## begin Input material

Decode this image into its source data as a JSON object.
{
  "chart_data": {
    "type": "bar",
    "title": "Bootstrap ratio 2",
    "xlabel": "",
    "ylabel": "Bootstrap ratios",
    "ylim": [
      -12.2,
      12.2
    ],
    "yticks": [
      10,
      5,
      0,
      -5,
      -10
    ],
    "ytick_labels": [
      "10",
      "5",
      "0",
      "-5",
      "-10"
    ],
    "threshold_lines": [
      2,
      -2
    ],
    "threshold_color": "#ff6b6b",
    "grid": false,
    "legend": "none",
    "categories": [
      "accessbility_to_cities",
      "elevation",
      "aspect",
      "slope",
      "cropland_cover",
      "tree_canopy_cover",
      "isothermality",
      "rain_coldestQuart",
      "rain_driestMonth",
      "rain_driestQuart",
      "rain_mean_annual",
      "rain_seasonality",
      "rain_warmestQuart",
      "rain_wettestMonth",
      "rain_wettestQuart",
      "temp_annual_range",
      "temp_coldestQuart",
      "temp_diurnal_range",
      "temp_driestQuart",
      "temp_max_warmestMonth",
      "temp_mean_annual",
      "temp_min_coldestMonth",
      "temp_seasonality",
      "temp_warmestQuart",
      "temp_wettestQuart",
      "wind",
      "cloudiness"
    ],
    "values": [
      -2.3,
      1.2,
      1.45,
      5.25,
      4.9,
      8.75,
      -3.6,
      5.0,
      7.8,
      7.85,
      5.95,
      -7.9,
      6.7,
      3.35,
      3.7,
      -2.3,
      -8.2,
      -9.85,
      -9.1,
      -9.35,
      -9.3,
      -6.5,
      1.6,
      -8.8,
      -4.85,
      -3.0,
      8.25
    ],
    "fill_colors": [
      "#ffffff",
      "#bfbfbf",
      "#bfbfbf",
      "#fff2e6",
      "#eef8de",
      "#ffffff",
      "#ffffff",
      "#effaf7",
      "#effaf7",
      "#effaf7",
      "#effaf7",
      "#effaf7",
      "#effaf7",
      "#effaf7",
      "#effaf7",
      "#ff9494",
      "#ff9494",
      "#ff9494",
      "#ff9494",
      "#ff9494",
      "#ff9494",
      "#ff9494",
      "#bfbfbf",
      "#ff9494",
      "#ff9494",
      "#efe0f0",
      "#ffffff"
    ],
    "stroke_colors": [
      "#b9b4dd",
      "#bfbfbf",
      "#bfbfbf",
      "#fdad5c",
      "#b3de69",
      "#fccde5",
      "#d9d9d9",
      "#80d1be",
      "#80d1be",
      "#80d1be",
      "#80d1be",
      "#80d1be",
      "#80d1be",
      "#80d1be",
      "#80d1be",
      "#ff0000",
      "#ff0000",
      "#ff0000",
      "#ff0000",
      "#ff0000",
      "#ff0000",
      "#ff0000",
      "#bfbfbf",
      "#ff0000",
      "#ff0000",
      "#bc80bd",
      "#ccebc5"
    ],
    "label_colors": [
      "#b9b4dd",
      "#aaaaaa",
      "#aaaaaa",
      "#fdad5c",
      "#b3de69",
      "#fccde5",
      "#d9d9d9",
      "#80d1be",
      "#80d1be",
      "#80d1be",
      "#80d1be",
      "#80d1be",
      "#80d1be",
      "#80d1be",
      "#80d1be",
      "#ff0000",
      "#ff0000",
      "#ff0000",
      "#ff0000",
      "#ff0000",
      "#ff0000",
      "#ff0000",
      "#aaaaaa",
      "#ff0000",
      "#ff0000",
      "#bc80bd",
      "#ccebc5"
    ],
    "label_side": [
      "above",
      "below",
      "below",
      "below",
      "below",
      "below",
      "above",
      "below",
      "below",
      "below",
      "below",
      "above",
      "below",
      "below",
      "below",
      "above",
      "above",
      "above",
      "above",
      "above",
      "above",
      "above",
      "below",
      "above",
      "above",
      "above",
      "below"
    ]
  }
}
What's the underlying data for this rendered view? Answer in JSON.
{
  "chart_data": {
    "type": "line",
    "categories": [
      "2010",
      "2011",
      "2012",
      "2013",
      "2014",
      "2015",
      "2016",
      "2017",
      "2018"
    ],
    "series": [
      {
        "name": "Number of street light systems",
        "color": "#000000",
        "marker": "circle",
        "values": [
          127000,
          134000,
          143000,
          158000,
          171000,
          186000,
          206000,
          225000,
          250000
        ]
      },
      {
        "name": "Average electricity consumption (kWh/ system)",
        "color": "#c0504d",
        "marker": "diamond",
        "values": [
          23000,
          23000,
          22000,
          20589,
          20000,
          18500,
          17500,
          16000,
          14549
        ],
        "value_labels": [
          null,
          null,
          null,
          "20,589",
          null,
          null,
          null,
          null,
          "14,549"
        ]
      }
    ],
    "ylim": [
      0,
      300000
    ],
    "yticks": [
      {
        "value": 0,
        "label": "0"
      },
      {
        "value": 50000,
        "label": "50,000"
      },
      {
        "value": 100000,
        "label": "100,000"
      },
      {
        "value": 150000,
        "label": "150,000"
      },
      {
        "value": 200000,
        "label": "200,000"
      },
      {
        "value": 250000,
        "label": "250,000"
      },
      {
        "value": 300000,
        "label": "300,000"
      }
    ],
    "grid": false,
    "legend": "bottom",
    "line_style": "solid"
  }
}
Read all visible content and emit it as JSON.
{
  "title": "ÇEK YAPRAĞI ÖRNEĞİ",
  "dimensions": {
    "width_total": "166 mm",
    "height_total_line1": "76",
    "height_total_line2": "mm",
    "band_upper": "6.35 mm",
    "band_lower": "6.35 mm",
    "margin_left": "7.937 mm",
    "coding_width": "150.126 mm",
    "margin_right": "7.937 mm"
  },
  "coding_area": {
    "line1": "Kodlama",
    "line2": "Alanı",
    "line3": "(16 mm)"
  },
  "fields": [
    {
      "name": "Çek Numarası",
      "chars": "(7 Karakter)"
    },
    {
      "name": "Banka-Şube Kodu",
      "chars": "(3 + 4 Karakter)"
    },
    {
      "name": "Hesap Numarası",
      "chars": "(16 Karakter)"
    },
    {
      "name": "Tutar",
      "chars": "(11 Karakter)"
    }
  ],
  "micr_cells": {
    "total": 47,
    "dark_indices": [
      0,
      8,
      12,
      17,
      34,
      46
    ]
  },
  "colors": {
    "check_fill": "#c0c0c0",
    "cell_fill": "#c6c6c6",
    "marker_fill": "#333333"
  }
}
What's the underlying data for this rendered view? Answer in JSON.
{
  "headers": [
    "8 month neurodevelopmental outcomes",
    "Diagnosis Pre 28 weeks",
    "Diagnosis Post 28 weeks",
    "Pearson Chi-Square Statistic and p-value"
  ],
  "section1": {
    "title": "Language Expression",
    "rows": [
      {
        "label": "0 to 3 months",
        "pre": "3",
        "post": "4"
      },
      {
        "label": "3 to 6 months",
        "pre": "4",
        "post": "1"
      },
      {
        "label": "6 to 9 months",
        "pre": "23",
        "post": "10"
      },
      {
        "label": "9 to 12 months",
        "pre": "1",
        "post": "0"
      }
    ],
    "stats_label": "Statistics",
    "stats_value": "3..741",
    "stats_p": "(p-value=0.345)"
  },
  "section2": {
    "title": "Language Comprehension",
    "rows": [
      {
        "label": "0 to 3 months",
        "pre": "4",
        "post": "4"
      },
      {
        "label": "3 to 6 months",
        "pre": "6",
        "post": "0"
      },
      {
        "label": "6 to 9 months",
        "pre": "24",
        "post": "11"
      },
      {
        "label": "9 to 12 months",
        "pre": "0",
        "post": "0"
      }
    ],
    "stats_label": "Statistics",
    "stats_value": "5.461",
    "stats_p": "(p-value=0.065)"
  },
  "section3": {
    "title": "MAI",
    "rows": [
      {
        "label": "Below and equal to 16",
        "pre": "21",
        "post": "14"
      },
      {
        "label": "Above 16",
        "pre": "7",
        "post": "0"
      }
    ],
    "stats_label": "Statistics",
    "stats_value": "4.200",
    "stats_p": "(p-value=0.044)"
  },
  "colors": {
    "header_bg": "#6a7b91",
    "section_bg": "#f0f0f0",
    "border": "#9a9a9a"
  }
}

## end Input material

__Task__: Copy every line of the entries above in which "Bootstrap" occurs.

__Solution for this problem__:
    "title": "Bootstrap ratio 2",
    "ylabel": "Bootstrap ratios",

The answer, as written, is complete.